### Written request
Extract every line that contains the word "Железнодорожная".

### Record set
>>

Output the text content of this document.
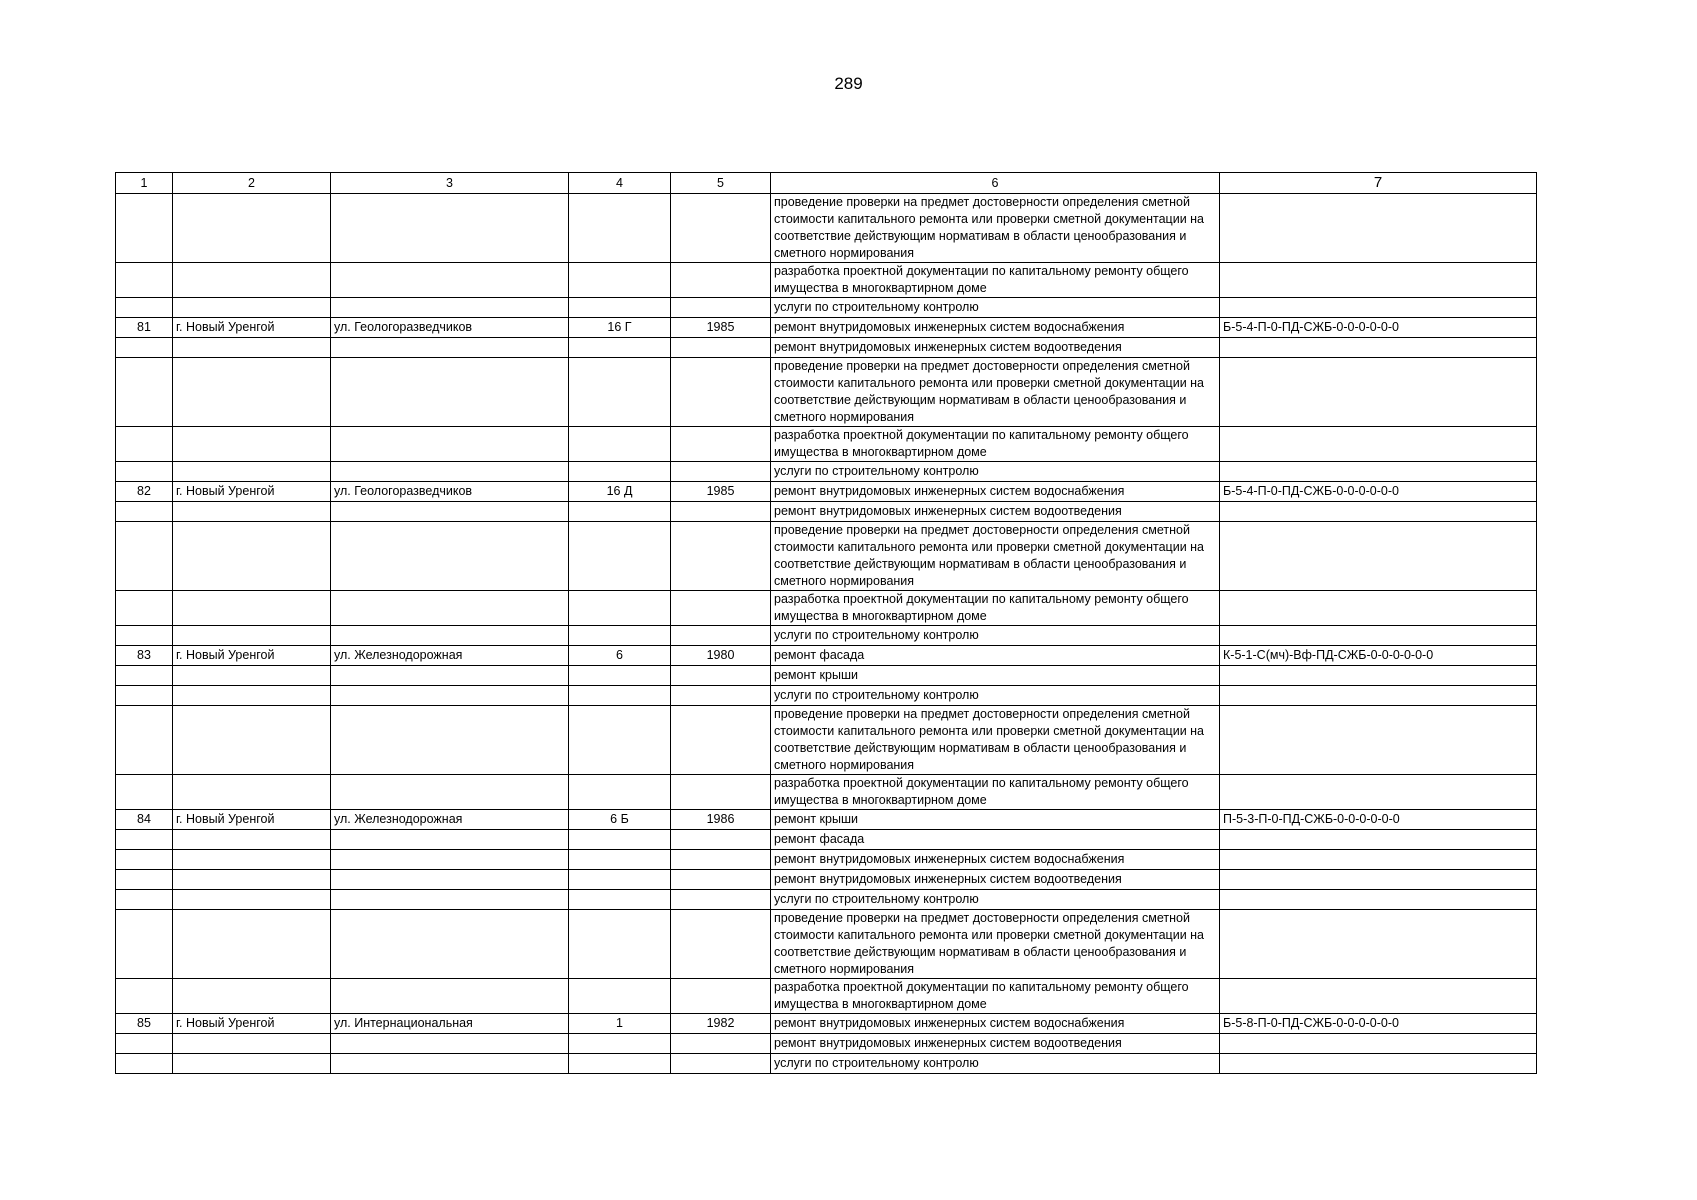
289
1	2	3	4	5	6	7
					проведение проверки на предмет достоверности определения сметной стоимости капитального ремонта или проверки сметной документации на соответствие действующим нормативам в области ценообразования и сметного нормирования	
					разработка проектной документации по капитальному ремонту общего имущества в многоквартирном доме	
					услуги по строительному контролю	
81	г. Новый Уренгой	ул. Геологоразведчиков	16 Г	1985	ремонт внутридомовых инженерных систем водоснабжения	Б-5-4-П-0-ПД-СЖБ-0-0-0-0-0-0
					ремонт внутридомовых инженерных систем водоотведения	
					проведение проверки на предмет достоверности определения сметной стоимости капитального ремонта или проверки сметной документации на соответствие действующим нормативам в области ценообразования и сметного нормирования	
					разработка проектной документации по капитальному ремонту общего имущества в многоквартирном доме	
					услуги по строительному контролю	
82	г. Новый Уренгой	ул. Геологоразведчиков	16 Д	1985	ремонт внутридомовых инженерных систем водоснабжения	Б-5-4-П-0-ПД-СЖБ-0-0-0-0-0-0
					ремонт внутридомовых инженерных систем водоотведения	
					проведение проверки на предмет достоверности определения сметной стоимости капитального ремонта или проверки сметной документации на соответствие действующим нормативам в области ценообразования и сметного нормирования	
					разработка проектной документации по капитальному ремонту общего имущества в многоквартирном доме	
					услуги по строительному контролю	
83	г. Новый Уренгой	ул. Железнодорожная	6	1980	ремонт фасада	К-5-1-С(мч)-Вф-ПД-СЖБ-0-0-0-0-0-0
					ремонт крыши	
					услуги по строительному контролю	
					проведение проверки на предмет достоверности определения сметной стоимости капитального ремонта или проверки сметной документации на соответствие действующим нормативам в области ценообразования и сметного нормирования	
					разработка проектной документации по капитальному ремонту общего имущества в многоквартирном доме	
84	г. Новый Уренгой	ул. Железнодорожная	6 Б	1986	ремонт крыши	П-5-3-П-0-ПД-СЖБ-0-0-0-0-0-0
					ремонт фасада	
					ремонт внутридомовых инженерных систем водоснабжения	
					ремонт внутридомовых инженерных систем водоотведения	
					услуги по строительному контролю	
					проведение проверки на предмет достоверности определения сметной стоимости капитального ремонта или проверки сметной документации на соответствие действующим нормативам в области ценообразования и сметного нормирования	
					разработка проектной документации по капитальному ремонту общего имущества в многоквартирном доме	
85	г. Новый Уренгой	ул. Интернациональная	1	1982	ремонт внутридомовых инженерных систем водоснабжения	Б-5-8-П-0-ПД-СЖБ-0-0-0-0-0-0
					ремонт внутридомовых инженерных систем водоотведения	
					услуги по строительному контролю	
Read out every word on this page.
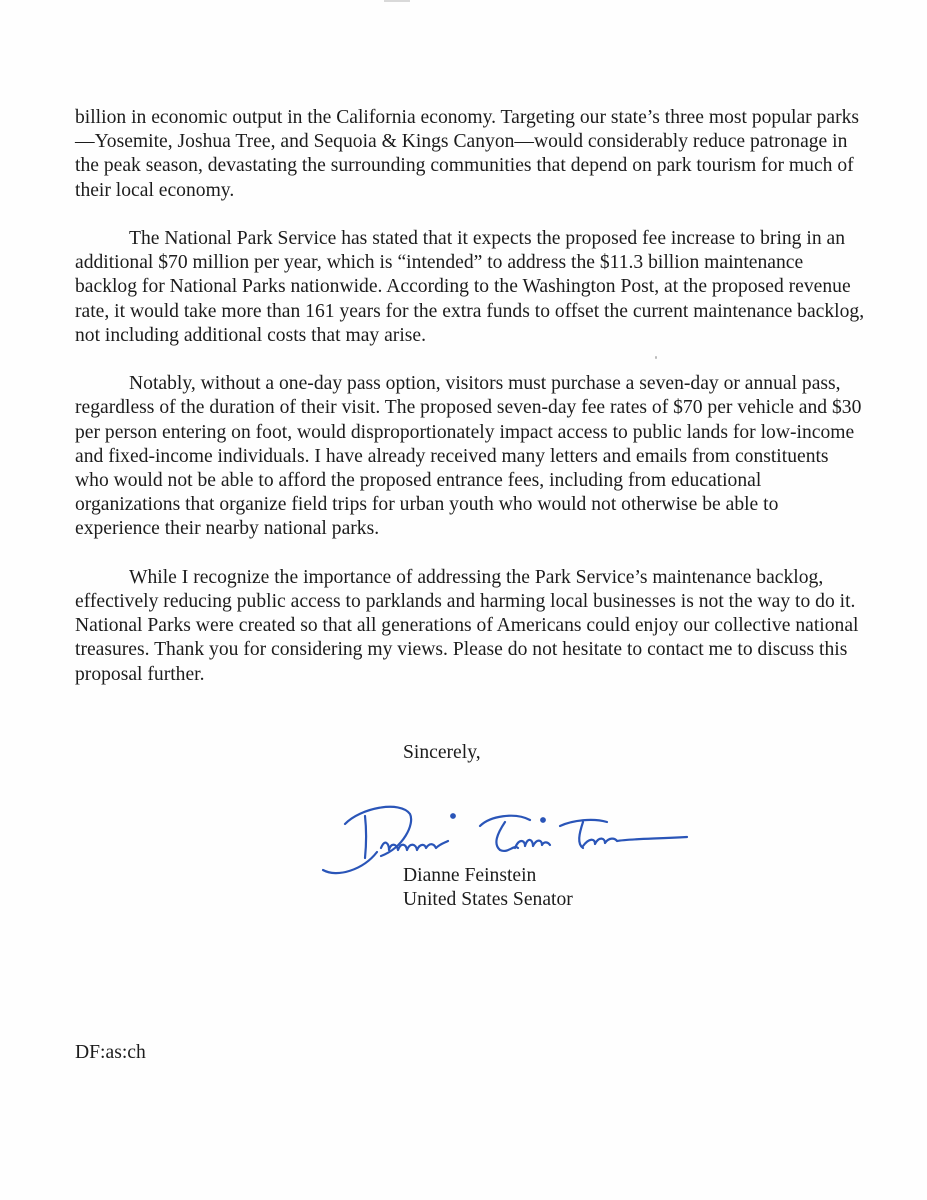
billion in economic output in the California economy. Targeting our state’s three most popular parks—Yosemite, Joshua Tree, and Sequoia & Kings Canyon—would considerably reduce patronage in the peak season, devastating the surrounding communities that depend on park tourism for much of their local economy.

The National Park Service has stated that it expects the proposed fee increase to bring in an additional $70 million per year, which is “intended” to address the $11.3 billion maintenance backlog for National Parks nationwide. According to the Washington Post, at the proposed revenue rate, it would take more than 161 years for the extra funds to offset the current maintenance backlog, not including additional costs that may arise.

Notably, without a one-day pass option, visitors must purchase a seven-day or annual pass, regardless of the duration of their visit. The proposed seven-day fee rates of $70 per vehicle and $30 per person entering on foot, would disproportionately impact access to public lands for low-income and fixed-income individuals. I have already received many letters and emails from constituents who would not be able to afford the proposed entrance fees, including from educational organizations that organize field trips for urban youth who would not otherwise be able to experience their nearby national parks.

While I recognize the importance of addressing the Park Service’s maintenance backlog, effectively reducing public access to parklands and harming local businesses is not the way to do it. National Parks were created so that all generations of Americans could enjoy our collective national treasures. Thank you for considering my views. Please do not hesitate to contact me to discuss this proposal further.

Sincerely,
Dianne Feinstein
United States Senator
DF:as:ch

<<

### Task answer
83	г. Новый Уренгой	ул. Железнодорожная	6	1980	ремонт фасада	К-5-1-С(мч)-Вф-ПД-СЖБ-0-0-0-0-0-0
84	г. Новый Уренгой	ул. Железнодорожная	6 Б	1986	ремонт крыши	П-5-3-П-0-ПД-СЖБ-0-0-0-0-0-0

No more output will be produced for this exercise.